Brief -
Read through the data and report every line in which the word "placement" occurs.

####

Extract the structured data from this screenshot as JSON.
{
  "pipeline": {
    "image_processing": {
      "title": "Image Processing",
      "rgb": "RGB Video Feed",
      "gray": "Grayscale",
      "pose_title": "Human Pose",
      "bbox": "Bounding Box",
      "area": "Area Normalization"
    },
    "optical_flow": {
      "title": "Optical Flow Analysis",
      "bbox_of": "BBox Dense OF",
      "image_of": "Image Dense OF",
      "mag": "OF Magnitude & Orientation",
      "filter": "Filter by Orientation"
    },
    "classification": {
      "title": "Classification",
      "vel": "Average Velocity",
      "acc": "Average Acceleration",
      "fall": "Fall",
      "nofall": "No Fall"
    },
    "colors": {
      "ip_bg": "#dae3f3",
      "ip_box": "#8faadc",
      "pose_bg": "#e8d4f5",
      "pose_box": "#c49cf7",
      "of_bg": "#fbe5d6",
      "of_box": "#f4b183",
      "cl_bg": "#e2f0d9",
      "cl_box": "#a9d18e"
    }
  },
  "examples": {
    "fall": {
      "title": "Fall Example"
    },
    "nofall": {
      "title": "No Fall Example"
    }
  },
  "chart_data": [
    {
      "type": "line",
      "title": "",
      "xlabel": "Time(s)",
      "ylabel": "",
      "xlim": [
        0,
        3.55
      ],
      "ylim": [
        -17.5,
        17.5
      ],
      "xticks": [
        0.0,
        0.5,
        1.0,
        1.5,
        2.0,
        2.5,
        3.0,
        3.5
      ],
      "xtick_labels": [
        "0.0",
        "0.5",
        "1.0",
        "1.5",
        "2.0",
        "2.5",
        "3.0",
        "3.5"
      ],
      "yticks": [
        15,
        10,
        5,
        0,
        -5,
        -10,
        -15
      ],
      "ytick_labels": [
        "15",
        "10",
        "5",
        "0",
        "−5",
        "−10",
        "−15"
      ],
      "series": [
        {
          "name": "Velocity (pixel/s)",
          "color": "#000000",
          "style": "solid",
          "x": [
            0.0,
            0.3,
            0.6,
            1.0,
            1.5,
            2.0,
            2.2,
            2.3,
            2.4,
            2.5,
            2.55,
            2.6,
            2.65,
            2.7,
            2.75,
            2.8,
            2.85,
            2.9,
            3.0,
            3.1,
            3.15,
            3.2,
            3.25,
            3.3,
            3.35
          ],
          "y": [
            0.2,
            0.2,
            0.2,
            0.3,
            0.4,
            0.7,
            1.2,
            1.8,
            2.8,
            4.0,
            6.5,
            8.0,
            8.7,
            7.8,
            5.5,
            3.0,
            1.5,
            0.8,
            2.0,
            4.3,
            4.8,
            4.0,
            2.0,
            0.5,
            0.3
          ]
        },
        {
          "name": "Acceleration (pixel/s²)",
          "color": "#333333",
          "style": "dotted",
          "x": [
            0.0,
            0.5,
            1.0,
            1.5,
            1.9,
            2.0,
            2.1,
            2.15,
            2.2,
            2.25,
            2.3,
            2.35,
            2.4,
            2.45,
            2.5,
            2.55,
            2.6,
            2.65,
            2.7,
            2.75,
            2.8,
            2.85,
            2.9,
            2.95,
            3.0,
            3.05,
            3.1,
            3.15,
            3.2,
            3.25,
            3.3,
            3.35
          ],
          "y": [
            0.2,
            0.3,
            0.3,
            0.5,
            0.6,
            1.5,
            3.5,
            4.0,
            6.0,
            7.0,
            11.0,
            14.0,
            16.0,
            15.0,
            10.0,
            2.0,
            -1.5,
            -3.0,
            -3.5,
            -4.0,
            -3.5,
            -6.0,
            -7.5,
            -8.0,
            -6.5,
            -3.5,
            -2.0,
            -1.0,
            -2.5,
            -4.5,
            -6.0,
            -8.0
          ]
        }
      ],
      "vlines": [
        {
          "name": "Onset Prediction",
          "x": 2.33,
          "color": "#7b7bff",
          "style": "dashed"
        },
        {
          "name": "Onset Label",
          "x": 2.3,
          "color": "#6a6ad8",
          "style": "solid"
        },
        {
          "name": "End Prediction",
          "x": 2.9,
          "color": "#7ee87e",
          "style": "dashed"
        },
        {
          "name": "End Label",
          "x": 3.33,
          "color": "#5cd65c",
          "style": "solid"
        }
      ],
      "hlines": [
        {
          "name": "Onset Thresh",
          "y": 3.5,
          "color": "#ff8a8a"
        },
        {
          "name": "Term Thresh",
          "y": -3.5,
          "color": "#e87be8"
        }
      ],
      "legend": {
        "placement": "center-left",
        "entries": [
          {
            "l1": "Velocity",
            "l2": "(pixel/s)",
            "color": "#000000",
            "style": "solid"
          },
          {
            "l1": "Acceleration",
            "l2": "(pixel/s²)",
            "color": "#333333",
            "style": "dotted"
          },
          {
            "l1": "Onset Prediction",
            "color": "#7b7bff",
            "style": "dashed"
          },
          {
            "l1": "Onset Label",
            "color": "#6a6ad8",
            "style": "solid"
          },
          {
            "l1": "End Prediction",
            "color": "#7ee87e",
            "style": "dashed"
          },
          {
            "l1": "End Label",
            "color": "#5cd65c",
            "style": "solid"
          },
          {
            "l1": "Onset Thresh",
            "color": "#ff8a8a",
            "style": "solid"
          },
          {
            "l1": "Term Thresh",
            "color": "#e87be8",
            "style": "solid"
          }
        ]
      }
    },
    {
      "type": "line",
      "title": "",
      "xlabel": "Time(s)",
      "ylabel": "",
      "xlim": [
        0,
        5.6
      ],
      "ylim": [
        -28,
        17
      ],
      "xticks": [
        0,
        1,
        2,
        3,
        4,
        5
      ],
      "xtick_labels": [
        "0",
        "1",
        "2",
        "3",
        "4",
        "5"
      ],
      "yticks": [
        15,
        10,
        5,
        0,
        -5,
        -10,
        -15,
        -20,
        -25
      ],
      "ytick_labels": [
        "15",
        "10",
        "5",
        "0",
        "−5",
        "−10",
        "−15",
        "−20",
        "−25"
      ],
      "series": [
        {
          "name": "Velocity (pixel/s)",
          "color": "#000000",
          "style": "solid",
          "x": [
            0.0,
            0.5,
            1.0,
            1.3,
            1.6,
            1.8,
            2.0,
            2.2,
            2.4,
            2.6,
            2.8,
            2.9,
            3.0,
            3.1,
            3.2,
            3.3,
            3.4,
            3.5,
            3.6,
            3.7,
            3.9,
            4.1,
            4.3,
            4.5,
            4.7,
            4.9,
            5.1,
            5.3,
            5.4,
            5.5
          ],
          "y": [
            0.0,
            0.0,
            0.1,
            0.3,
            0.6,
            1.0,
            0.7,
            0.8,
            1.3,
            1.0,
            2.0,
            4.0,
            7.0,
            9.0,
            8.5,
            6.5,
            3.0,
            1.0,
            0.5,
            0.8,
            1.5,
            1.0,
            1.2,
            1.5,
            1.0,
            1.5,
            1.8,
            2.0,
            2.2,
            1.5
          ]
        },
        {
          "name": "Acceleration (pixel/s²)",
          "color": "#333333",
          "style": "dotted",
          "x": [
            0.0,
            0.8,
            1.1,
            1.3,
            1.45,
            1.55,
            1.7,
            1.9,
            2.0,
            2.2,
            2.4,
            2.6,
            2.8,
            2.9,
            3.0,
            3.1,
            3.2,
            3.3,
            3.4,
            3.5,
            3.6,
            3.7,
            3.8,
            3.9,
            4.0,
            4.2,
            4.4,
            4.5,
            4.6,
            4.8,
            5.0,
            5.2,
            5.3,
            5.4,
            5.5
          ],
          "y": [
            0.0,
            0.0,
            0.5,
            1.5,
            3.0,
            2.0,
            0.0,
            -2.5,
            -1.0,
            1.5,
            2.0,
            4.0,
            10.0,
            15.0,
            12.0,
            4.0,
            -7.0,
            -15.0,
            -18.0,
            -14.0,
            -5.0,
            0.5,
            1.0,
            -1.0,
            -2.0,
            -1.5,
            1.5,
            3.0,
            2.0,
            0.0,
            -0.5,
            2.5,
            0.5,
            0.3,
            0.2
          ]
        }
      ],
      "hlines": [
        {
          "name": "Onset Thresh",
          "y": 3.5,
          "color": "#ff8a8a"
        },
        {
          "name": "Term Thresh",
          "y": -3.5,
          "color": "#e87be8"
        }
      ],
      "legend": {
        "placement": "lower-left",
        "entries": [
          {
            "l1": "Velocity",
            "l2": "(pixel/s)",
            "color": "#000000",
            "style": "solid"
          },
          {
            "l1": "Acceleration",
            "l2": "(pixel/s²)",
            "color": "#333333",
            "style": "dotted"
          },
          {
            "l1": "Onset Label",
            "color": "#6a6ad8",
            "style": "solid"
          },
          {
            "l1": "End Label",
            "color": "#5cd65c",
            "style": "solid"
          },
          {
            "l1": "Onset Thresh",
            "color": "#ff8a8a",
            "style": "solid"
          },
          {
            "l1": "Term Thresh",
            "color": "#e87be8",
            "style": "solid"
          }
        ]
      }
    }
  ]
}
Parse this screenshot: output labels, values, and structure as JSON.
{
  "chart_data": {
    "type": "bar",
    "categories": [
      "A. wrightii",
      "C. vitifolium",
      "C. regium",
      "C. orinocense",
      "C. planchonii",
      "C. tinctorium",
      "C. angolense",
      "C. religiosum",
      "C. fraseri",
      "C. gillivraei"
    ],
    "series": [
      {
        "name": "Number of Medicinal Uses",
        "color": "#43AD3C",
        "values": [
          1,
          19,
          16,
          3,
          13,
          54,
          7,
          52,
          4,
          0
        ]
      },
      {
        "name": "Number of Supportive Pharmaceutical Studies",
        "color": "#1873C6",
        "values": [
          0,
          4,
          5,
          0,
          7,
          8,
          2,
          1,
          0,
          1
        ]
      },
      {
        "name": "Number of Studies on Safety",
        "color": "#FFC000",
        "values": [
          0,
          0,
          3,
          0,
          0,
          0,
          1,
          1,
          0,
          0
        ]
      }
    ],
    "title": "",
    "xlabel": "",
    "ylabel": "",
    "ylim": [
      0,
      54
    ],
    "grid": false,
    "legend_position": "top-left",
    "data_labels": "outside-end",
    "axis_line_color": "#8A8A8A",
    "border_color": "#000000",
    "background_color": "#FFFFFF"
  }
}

####

Final answer -
        "placement": "center-left",
        "placement": "lower-left",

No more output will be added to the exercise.